--- PROBLEM REQUIREMENTS ---
Write out the whole listing word for word.

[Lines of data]

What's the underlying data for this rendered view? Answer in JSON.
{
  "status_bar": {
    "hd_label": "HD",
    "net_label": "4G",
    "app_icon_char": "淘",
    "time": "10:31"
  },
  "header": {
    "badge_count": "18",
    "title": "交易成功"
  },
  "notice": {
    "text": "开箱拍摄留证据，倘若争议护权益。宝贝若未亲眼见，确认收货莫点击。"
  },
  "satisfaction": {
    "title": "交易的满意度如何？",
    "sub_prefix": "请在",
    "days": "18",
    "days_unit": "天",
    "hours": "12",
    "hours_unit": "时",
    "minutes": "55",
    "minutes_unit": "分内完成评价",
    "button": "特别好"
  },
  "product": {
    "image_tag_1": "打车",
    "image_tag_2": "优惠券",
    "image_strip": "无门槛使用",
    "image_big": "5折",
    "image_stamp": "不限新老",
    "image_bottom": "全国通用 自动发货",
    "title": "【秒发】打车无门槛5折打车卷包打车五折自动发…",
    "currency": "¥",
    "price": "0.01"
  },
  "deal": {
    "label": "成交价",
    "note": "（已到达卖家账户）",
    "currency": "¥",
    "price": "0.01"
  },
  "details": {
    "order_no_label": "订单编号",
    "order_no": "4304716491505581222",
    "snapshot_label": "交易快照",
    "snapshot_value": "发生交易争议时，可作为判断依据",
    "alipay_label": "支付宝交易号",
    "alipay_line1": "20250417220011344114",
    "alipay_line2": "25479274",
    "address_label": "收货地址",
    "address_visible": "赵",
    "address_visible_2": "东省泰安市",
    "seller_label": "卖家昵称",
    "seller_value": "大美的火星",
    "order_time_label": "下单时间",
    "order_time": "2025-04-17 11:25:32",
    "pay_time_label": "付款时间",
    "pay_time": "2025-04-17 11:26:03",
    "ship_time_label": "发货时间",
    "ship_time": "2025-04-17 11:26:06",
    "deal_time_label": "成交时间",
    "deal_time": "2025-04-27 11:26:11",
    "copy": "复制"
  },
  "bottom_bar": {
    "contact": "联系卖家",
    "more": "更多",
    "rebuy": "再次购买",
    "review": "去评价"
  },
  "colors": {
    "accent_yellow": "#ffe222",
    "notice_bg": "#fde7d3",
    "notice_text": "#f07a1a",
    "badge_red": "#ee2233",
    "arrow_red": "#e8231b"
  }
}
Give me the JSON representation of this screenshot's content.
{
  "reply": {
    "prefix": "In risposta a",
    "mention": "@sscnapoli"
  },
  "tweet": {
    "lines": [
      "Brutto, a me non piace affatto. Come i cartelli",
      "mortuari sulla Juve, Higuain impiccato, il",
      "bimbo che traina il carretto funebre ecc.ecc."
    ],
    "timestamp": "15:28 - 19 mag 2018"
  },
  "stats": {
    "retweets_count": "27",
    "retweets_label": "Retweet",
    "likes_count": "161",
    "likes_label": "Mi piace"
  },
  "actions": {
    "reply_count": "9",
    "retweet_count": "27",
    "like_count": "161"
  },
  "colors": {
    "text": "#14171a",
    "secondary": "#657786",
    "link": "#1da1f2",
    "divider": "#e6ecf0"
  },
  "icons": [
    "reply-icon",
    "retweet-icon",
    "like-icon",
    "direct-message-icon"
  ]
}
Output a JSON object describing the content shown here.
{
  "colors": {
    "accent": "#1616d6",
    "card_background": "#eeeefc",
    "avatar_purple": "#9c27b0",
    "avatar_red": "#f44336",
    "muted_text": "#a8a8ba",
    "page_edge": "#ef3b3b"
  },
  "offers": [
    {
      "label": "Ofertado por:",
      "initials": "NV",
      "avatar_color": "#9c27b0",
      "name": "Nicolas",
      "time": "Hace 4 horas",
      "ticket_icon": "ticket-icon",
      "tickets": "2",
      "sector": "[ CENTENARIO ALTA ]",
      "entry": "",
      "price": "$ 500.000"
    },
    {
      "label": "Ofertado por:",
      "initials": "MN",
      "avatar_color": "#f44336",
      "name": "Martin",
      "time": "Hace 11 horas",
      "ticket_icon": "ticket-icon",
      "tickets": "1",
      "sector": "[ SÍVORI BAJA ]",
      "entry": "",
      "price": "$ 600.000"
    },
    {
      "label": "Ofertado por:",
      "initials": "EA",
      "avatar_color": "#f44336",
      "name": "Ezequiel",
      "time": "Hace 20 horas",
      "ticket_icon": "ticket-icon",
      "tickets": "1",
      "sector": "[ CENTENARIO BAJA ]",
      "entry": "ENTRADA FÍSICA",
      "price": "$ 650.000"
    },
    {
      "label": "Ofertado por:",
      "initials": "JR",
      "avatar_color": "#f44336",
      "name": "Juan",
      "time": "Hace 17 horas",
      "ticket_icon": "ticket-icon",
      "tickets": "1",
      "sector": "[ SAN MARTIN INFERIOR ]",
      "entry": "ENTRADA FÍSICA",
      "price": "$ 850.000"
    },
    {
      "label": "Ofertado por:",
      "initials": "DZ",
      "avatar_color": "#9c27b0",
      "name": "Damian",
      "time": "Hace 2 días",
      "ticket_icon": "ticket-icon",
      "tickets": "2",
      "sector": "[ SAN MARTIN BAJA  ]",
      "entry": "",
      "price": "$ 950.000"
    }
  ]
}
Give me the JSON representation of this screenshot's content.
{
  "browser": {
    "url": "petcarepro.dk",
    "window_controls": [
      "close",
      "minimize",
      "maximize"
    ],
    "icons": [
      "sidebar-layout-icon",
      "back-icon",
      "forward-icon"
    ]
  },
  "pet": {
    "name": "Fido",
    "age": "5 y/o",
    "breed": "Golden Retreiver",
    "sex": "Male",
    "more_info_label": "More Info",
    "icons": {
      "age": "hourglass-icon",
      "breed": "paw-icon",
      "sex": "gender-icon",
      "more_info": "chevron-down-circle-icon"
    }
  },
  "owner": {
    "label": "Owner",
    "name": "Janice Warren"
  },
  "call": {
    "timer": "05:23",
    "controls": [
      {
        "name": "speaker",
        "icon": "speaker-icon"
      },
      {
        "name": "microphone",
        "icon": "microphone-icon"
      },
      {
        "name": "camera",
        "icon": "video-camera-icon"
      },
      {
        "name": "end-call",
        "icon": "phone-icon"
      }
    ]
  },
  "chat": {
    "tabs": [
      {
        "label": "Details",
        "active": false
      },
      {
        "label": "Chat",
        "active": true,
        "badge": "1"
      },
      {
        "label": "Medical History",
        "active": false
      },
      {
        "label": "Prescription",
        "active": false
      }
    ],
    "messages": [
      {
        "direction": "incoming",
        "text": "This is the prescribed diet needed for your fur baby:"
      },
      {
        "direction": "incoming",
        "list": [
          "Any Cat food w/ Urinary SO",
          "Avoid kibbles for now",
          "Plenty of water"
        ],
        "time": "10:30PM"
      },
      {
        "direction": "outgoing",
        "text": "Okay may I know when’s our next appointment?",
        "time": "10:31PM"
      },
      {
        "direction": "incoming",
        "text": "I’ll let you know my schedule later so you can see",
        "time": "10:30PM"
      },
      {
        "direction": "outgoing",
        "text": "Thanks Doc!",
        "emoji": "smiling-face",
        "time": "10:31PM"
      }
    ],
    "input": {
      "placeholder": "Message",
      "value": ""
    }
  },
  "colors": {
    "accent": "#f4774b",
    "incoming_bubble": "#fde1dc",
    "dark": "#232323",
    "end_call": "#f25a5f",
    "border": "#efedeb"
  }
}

--- RESULT OF THIS EXERCISE ---
What's the underlying data for this rendered view? Answer in JSON.
{
  "status_bar": {
    "hd_label": "HD",
    "net_label": "4G",
    "app_icon_char": "淘",
    "time": "10:31"
  },
  "header": {
    "badge_count": "18",
    "title": "交易成功"
  },
  "notice": {
    "text": "开箱拍摄留证据，倘若争议护权益。宝贝若未亲眼见，确认收货莫点击。"
  },
  "satisfaction": {
    "title": "交易的满意度如何？",
    "sub_prefix": "请在",
    "days": "18",
    "days_unit": "天",
    "hours": "12",
    "hours_unit": "时",
    "minutes": "55",
    "minutes_unit": "分内完成评价",
    "button": "特别好"
  },
  "product": {
    "image_tag_1": "打车",
    "image_tag_2": "优惠券",
    "image_strip": "无门槛使用",
    "image_big": "5折",
    "image_stamp": "不限新老",
    "image_bottom": "全国通用 自动发货",
    "title": "【秒发】打车无门槛5折打车卷包打车五折自动发…",
    "currency": "¥",
    "price": "0.01"
  },
  "deal": {
    "label": "成交价",
    "note": "（已到达卖家账户）",
    "currency": "¥",
    "price": "0.01"
  },
  "details": {
    "order_no_label": "订单编号",
    "order_no": "4304716491505581222",
    "snapshot_label": "交易快照",
    "snapshot_value": "发生交易争议时，可作为判断依据",
    "alipay_label": "支付宝交易号",
    "alipay_line1": "20250417220011344114",
    "alipay_line2": "25479274",
    "address_label": "收货地址",
    "address_visible": "赵",
    "address_visible_2": "东省泰安市",
    "seller_label": "卖家昵称",
    "seller_value": "大美的火星",
    "order_time_label": "下单时间",
    "order_time": "2025-04-17 11:25:32",
    "pay_time_label": "付款时间",
    "pay_time": "2025-04-17 11:26:03",
    "ship_time_label": "发货时间",
    "ship_time": "2025-04-17 11:26:06",
    "deal_time_label": "成交时间",
    "deal_time": "2025-04-27 11:26:11",
    "copy": "复制"
  },
  "bottom_bar": {
    "contact": "联系卖家",
    "more": "更多",
    "rebuy": "再次购买",
    "review": "去评价"
  },
  "colors": {
    "accent_yellow": "#ffe222",
    "notice_bg": "#fde7d3",
    "notice_text": "#f07a1a",
    "badge_red": "#ee2233",
    "arrow_red": "#e8231b"
  }
}
Give me the JSON representation of this screenshot's content.
{
  "reply": {
    "prefix": "In risposta a",
    "mention": "@sscnapoli"
  },
  "tweet": {
    "lines": [
      "Brutto, a me non piace affatto. Come i cartelli",
      "mortuari sulla Juve, Higuain impiccato, il",
      "bimbo che traina il carretto funebre ecc.ecc."
    ],
    "timestamp": "15:28 - 19 mag 2018"
  },
  "stats": {
    "retweets_count": "27",
    "retweets_label": "Retweet",
    "likes_count": "161",
    "likes_label": "Mi piace"
  },
  "actions": {
    "reply_count": "9",
    "retweet_count": "27",
    "like_count": "161"
  },
  "colors": {
    "text": "#14171a",
    "secondary": "#657786",
    "link": "#1da1f2",
    "divider": "#e6ecf0"
  },
  "icons": [
    "reply-icon",
    "retweet-icon",
    "like-icon",
    "direct-message-icon"
  ]
}
Output a JSON object describing the content shown here.
{
  "colors": {
    "accent": "#1616d6",
    "card_background": "#eeeefc",
    "avatar_purple": "#9c27b0",
    "avatar_red": "#f44336",
    "muted_text": "#a8a8ba",
    "page_edge": "#ef3b3b"
  },
  "offers": [
    {
      "label": "Ofertado por:",
      "initials": "NV",
      "avatar_color": "#9c27b0",
      "name": "Nicolas",
      "time": "Hace 4 horas",
      "ticket_icon": "ticket-icon",
      "tickets": "2",
      "sector": "[ CENTENARIO ALTA ]",
      "entry": "",
      "price": "$ 500.000"
    },
    {
      "label": "Ofertado por:",
      "initials": "MN",
      "avatar_color": "#f44336",
      "name": "Martin",
      "time": "Hace 11 horas",
      "ticket_icon": "ticket-icon",
      "tickets": "1",
      "sector": "[ SÍVORI BAJA ]",
      "entry": "",
      "price": "$ 600.000"
    },
    {
      "label": "Ofertado por:",
      "initials": "EA",
      "avatar_color": "#f44336",
      "name": "Ezequiel",
      "time": "Hace 20 horas",
      "ticket_icon": "ticket-icon",
      "tickets": "1",
      "sector": "[ CENTENARIO BAJA ]",
      "entry": "ENTRADA FÍSICA",
      "price": "$ 650.000"
    },
    {
      "label": "Ofertado por:",
      "initials": "JR",
      "avatar_color": "#f44336",
      "name": "Juan",
      "time": "Hace 17 horas",
      "ticket_icon": "ticket-icon",
      "tickets": "1",
      "sector": "[ SAN MARTIN INFERIOR ]",
      "entry": "ENTRADA FÍSICA",
      "price": "$ 850.000"
    },
    {
      "label": "Ofertado por:",
      "initials": "DZ",
      "avatar_color": "#9c27b0",
      "name": "Damian",
      "time": "Hace 2 días",
      "ticket_icon": "ticket-icon",
      "tickets": "2",
      "sector": "[ SAN MARTIN BAJA  ]",
      "entry": "",
      "price": "$ 950.000"
    }
  ]
}
Give me the JSON representation of this screenshot's content.
{
  "browser": {
    "url": "petcarepro.dk",
    "window_controls": [
      "close",
      "minimize",
      "maximize"
    ],
    "icons": [
      "sidebar-layout-icon",
      "back-icon",
      "forward-icon"
    ]
  },
  "pet": {
    "name": "Fido",
    "age": "5 y/o",
    "breed": "Golden Retreiver",
    "sex": "Male",
    "more_info_label": "More Info",
    "icons": {
      "age": "hourglass-icon",
      "breed": "paw-icon",
      "sex": "gender-icon",
      "more_info": "chevron-down-circle-icon"
    }
  },
  "owner": {
    "label": "Owner",
    "name": "Janice Warren"
  },
  "call": {
    "timer": "05:23",
    "controls": [
      {
        "name": "speaker",
        "icon": "speaker-icon"
      },
      {
        "name": "microphone",
        "icon": "microphone-icon"
      },
      {
        "name": "camera",
        "icon": "video-camera-icon"
      },
      {
        "name": "end-call",
        "icon": "phone-icon"
      }
    ]
  },
  "chat": {
    "tabs": [
      {
        "label": "Details",
        "active": false
      },
      {
        "label": "Chat",
        "active": true,
        "badge": "1"
      },
      {
        "label": "Medical History",
        "active": false
      },
      {
        "label": "Prescription",
        "active": false
      }
    ],
    "messages": [
      {
        "direction": "incoming",
        "text": "This is the prescribed diet needed for your fur baby:"
      },
      {
        "direction": "incoming",
        "list": [
          "Any Cat food w/ Urinary SO",
          "Avoid kibbles for now",
          "Plenty of water"
        ],
        "time": "10:30PM"
      },
      {
        "direction": "outgoing",
        "text": "Okay may I know when’s our next appointment?",
        "time": "10:31PM"
      },
      {
        "direction": "incoming",
        "text": "I’ll let you know my schedule later so you can see",
        "time": "10:30PM"
      },
      {
        "direction": "outgoing",
        "text": "Thanks Doc!",
        "emoji": "smiling-face",
        "time": "10:31PM"
      }
    ],
    "input": {
      "placeholder": "Message",
      "value": ""
    }
  },
  "colors": {
    "accent": "#f4774b",
    "incoming_bubble": "#fde1dc",
    "dark": "#232323",
    "end_call": "#f25a5f",
    "border": "#efedeb"
  }
}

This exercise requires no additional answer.